▶ WHAT TO WORK ON
Check each line below for "JSON" and report how many have it, nothing else.

▶ STORED RECORDS
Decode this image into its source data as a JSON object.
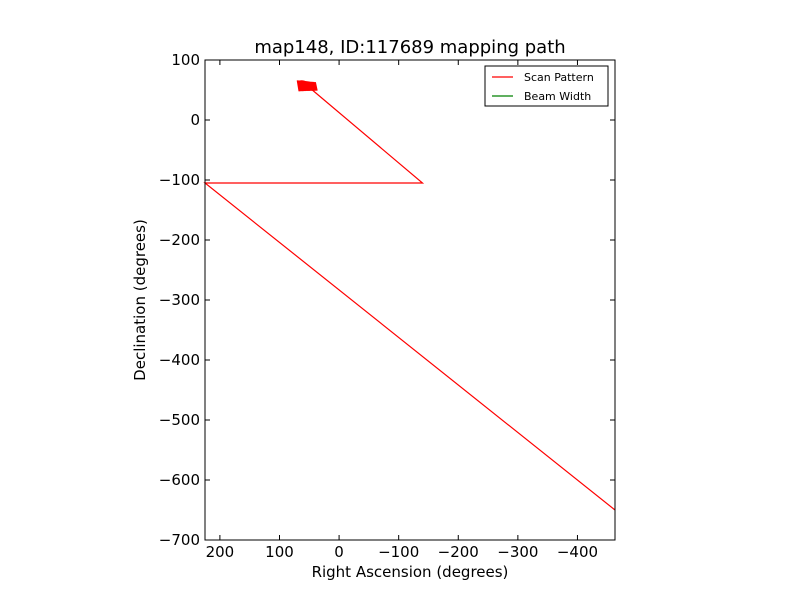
{
  "chart_data": {
    "type": "line",
    "title": "map148, ID:117689 mapping path",
    "xlabel": "Right Ascension (degrees)",
    "ylabel": "Declination (degrees)",
    "xlim": [
      225,
      -463
    ],
    "ylim": [
      -700,
      100
    ],
    "x_inverted": true,
    "xticks": [
      200,
      100,
      0,
      -100,
      -200,
      -300,
      -400
    ],
    "xtick_labels": [
      "200",
      "100",
      "0",
      "−100",
      "−200",
      "−300",
      "−400"
    ],
    "yticks": [
      100,
      0,
      -100,
      -200,
      -300,
      -400,
      -500,
      -600,
      -700
    ],
    "ytick_labels": [
      "100",
      "0",
      "−100",
      "−200",
      "−300",
      "−400",
      "−500",
      "−600",
      "−700"
    ],
    "grid": false,
    "legend_position": "top-right",
    "series": [
      {
        "name": "Scan Pattern",
        "color": "#ff0000",
        "x": [
          -463,
          225,
          -140,
          45
        ],
        "y": [
          -650,
          -105,
          -105,
          50
        ]
      },
      {
        "name": "Beam Width",
        "color": "#008000",
        "x": [],
        "y": []
      }
    ],
    "scan_cluster": {
      "color": "#ff0000",
      "ra_range": [
        40,
        70
      ],
      "dec_range": [
        48,
        66
      ]
    }
  }
}
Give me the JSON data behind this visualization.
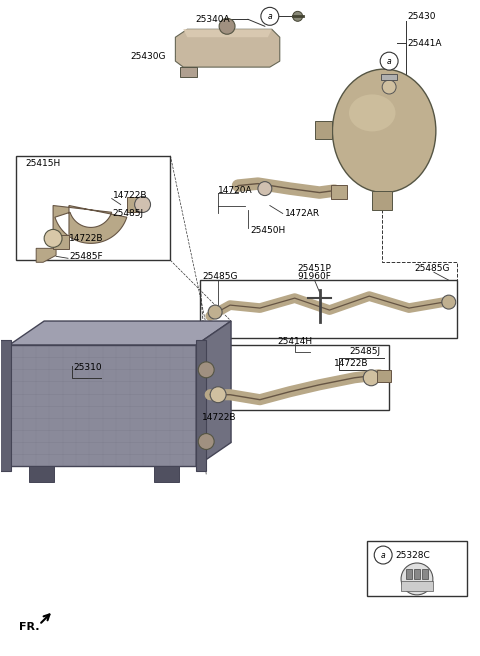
{
  "bg_color": "#ffffff",
  "line_color": "#333333",
  "part_font_size": 6.5,
  "parts_top_reservoir": [
    "25340A",
    "25430G"
  ],
  "parts_top_right": [
    "25430",
    "25441A"
  ],
  "parts_box1": [
    "25415H",
    "14722B",
    "25485J",
    "14722B",
    "25485F"
  ],
  "parts_center": [
    "14720A",
    "1472AR",
    "25450H"
  ],
  "parts_box2": [
    "25485G",
    "91960F"
  ],
  "parts_right_labels": [
    "25451P",
    "25485G"
  ],
  "parts_radiator": [
    "25310"
  ],
  "parts_box3": [
    "25414H",
    "25485J",
    "14722B",
    "14722B"
  ],
  "parts_callout": [
    "25328C"
  ],
  "hose_color": "#b8a888",
  "hose_edge": "#665544",
  "tank_color": "#c0b090",
  "tank_edge": "#555544",
  "box_edge": "#333333",
  "rad_front": "#8a8a9a",
  "rad_top": "#a0a0b0",
  "rad_right": "#707080",
  "rad_edge": "#444455"
}
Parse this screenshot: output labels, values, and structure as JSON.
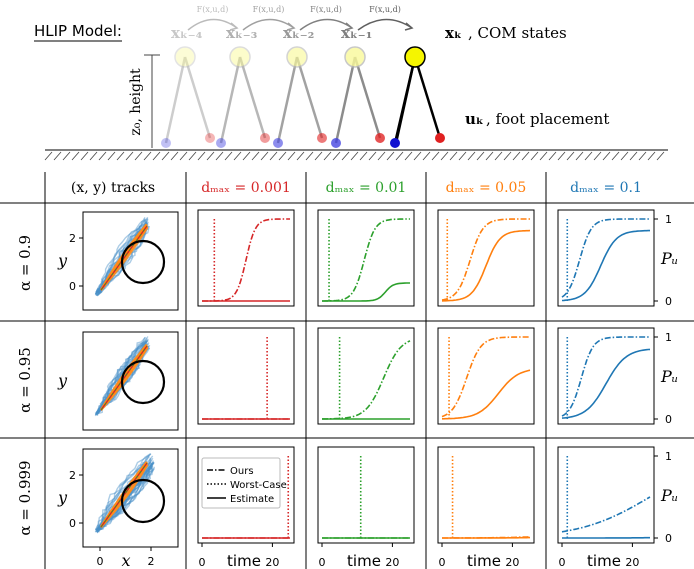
{
  "diagram": {
    "title": "HLIP Model:",
    "height_label": "z₀, height",
    "com_labels": [
      "xₖ₋₄",
      "xₖ₋₃",
      "xₖ₋₂",
      "xₖ₋₁",
      "xₖ"
    ],
    "arc_labels": [
      "F(x,u,d)",
      "F(x,u,d)",
      "F(x,u,d)",
      "F(x,u,d)"
    ],
    "com_states_label": ", COM states",
    "foot_label": "uₖ",
    "foot_text": ", foot placement"
  },
  "grid": {
    "track_header": "(x, y) tracks",
    "col_headers": [
      "dₘₐₓ = 0.001",
      "dₘₐₓ = 0.01",
      "dₘₐₓ = 0.05",
      "dₘₐₓ = 0.1"
    ],
    "row_headers": [
      "α = 0.9",
      "α = 0.95",
      "α = 0.999"
    ],
    "y_axis_label": "y",
    "x_axis_label": "x",
    "track_ticks_y": [
      "2",
      "0"
    ],
    "track_ticks_x": [
      "0",
      "2"
    ],
    "time_label": "time",
    "time_ticks": [
      "0",
      "20"
    ],
    "p_label": "Pᵤ",
    "p_ticks": [
      "1",
      "0"
    ],
    "legend": [
      "Ours",
      "Worst-Case",
      "Estimate"
    ]
  },
  "chart_data": {
    "type": "line",
    "x_label": "time",
    "y_label": "Pᵤ",
    "xlim": [
      0,
      25
    ],
    "ylim": [
      0,
      1
    ],
    "series_styles": {
      "Ours": "dash-dot",
      "Worst-Case": "dotted",
      "Estimate": "solid"
    },
    "colors": [
      "#d62728",
      "#2ca02c",
      "#ff7f0e",
      "#1f77b4"
    ],
    "panels": [
      [
        {
          "d_max": 0.001,
          "worst_case_t": 3.5,
          "ours": {
            "t0": 12.5,
            "k": 0.75,
            "max": 1.0
          },
          "estimate": {
            "t0": 0,
            "k": 1,
            "max": 0.0
          }
        },
        {
          "d_max": 0.01,
          "worst_case_t": 2.0,
          "ours": {
            "t0": 12.0,
            "k": 0.65,
            "max": 1.0
          },
          "estimate": {
            "t0": 18.0,
            "k": 0.9,
            "max": 0.22
          }
        },
        {
          "d_max": 0.05,
          "worst_case_t": 1.5,
          "ours": {
            "t0": 8.0,
            "k": 0.55,
            "max": 1.0
          },
          "estimate": {
            "t0": 12.5,
            "k": 0.5,
            "max": 0.86
          }
        },
        {
          "d_max": 0.1,
          "worst_case_t": 1.5,
          "ours": {
            "t0": 5.0,
            "k": 0.6,
            "max": 1.0
          },
          "estimate": {
            "t0": 11.0,
            "k": 0.45,
            "max": 0.86
          }
        }
      ],
      [
        {
          "d_max": 0.001,
          "worst_case_t": 18.5,
          "ours": {
            "t0": 30,
            "k": 1,
            "max": 0.02
          },
          "estimate": {
            "t0": 30,
            "k": 1,
            "max": 0.02
          }
        },
        {
          "d_max": 0.01,
          "worst_case_t": 5.0,
          "ours": {
            "t0": 17.5,
            "k": 0.4,
            "max": 1.0
          },
          "estimate": {
            "t0": 0,
            "k": 1,
            "max": 0.0
          }
        },
        {
          "d_max": 0.05,
          "worst_case_t": 2.0,
          "ours": {
            "t0": 7.0,
            "k": 0.5,
            "max": 1.0
          },
          "estimate": {
            "t0": 16.0,
            "k": 0.35,
            "max": 0.62
          }
        },
        {
          "d_max": 0.1,
          "worst_case_t": 1.5,
          "ours": {
            "t0": 5.5,
            "k": 0.6,
            "max": 1.0
          },
          "estimate": {
            "t0": 12.5,
            "k": 0.35,
            "max": 0.86
          }
        }
      ],
      [
        {
          "d_max": 0.001,
          "worst_case_t": 24.5,
          "ours": {
            "t0": 0,
            "k": 1,
            "max": 0.0
          },
          "estimate": {
            "t0": 0,
            "k": 1,
            "max": 0.0
          }
        },
        {
          "d_max": 0.01,
          "worst_case_t": 11.0,
          "ours": {
            "t0": 0,
            "k": 1,
            "max": 0.0
          },
          "estimate": {
            "t0": 0,
            "k": 1,
            "max": 0.0
          }
        },
        {
          "d_max": 0.05,
          "worst_case_t": 3.0,
          "ours": {
            "t0": 40,
            "k": 0.15,
            "max": 0.15
          },
          "estimate": {
            "t0": 40,
            "k": 0.15,
            "max": 0.05
          }
        },
        {
          "d_max": 0.1,
          "worst_case_t": 1.5,
          "ours": {
            "t0": 25,
            "k": 0.1,
            "max": 1.0
          },
          "estimate": {
            "t0": 40,
            "k": 0.15,
            "max": 0.04
          }
        }
      ]
    ]
  }
}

▶ SOLUTION FOR THIS TASK
3